→ **WHAT YOU SHOULD DO**
Scan the material for the word "content", and copy each line where it shows up.

→ **RECORDED DATA**
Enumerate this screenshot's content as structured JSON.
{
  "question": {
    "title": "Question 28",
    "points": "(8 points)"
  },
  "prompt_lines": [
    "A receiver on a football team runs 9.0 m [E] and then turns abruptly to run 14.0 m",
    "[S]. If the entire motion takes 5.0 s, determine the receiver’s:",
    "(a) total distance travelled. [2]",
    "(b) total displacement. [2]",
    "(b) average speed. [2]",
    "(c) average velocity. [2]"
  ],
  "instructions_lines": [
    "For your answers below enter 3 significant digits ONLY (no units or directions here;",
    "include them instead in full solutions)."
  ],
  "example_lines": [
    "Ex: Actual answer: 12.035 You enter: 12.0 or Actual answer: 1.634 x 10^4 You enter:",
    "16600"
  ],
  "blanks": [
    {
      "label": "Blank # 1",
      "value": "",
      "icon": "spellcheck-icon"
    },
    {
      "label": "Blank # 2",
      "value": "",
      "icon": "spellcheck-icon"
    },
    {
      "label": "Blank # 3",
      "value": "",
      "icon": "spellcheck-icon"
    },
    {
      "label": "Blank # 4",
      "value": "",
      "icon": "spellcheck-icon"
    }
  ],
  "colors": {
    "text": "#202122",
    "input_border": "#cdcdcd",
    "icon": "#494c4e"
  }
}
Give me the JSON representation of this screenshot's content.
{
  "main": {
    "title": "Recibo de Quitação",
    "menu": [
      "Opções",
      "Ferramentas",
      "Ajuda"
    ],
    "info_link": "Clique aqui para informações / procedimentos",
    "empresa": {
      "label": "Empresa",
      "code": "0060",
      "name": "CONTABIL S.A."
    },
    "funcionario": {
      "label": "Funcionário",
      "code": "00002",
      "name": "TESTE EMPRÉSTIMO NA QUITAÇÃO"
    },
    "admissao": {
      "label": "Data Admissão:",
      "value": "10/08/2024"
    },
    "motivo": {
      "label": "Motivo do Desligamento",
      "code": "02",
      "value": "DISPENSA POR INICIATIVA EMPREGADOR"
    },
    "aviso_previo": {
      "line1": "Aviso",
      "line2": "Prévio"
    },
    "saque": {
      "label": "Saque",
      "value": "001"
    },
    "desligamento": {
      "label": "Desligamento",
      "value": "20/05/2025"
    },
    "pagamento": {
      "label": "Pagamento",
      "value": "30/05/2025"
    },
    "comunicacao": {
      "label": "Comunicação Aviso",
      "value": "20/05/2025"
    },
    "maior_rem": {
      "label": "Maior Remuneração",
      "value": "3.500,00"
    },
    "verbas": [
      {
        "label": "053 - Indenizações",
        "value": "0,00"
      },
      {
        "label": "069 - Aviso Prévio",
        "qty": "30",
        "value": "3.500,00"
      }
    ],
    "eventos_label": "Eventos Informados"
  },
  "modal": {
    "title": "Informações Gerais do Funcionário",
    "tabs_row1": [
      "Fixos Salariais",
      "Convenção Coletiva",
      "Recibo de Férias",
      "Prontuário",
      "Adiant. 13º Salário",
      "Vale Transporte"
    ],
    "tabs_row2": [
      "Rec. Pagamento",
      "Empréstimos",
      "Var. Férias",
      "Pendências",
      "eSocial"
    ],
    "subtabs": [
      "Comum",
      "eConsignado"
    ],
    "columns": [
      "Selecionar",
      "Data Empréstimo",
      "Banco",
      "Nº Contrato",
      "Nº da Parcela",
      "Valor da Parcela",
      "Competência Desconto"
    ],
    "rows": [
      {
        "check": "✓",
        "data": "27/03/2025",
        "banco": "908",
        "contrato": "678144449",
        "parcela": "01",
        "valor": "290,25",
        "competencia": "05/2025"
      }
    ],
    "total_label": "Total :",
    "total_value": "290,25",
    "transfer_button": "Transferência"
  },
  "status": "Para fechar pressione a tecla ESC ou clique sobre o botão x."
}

→ **REPLY TO THE EXERCISE**
Enumerate this screenshot's content as structured JSON.
Give me the JSON representation of this screenshot's content.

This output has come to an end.